Goal: Search the listing for "同比减少" and copy every line where it appears.

======== Given records

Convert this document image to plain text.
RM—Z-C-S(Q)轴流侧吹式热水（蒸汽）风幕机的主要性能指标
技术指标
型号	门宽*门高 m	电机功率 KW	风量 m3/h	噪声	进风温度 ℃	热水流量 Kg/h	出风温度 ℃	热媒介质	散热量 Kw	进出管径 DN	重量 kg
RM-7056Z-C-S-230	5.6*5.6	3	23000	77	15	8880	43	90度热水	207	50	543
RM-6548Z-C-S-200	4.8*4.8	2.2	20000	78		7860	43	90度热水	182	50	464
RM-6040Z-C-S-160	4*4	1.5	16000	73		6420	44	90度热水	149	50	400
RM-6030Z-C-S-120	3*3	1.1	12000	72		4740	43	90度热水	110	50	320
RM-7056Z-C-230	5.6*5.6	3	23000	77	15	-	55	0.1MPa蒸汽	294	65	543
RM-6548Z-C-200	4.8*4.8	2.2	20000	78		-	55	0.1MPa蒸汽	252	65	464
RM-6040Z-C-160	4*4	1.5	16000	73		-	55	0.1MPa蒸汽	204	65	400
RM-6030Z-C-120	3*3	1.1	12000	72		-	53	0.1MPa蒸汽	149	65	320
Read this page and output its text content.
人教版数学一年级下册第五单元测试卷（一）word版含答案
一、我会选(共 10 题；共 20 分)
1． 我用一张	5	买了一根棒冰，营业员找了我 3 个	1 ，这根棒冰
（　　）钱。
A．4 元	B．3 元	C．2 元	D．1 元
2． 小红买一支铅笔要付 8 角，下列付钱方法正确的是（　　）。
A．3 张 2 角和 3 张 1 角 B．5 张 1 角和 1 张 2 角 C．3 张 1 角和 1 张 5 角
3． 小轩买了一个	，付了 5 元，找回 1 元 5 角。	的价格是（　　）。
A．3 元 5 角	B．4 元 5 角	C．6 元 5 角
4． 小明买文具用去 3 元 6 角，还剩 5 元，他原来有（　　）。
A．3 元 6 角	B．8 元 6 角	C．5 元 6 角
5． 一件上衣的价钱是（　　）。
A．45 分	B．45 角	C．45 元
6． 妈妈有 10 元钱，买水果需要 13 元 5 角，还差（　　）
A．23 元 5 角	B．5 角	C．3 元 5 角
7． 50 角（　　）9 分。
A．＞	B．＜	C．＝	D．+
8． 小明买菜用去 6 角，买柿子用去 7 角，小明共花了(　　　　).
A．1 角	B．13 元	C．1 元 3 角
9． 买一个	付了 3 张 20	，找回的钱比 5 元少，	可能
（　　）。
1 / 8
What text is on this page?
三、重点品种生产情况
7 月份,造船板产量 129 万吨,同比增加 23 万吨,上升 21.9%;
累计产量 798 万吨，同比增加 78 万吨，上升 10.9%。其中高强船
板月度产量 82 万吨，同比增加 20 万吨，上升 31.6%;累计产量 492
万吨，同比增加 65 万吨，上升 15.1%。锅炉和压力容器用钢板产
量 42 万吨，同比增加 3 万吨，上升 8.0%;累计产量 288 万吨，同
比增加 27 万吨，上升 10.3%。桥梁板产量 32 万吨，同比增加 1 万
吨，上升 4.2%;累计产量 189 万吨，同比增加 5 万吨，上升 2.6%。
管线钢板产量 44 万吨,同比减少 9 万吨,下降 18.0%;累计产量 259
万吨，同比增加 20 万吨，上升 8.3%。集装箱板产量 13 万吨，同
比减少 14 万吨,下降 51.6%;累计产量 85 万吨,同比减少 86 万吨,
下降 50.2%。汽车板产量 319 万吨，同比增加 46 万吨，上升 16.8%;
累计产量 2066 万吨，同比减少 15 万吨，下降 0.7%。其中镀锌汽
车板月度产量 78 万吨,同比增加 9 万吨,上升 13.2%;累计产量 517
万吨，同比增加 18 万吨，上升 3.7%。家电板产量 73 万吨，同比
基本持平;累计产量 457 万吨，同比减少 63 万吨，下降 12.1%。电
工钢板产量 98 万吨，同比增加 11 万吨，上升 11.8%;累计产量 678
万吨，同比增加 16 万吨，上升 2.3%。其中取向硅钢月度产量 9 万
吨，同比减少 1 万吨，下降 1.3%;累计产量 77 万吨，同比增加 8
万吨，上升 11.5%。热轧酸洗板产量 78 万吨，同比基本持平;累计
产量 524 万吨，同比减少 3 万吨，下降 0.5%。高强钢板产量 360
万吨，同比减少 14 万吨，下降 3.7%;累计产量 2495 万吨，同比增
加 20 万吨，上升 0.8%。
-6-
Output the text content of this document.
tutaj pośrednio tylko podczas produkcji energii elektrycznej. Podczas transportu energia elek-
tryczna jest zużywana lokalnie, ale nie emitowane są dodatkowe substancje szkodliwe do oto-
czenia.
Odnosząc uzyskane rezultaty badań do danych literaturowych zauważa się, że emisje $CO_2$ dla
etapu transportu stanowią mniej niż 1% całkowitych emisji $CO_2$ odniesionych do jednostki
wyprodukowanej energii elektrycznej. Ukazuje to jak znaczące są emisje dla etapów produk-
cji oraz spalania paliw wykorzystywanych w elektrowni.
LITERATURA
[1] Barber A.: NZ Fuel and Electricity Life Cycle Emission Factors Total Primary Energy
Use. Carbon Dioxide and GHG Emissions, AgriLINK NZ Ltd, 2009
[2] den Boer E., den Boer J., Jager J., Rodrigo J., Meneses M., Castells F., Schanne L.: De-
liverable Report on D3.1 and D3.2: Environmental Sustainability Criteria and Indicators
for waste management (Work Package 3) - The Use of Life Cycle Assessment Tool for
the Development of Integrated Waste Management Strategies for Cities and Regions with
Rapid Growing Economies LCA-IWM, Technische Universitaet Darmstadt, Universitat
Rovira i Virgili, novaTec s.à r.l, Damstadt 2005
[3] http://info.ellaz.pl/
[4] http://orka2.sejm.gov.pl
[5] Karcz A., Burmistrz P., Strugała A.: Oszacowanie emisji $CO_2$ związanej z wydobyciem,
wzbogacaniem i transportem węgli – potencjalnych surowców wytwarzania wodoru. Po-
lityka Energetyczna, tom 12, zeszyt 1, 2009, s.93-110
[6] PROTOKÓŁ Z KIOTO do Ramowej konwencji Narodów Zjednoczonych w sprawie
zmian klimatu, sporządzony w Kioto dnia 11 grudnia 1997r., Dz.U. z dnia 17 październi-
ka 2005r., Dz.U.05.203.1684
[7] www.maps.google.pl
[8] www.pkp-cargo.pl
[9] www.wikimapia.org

================

Expected answer:
管线钢板产量 44 万吨,同比减少 9 万吨,下降 18.0%;累计产量 259
比减少 14 万吨,下降 51.6%;累计产量 85 万吨,同比减少 86 万吨,
累计产量 2066 万吨，同比减少 15 万吨，下降 0.7%。其中镀锌汽
基本持平;累计产量 457 万吨，同比减少 63 万吨，下降 12.1%。电
吨，同比减少 1 万吨，下降 1.3%;累计产量 77 万吨，同比增加 8
产量 524 万吨，同比减少 3 万吨，下降 0.5%。高强钢板产量 360
万吨，同比减少 14 万吨，下降 3.7%;累计产量 2495 万吨，同比增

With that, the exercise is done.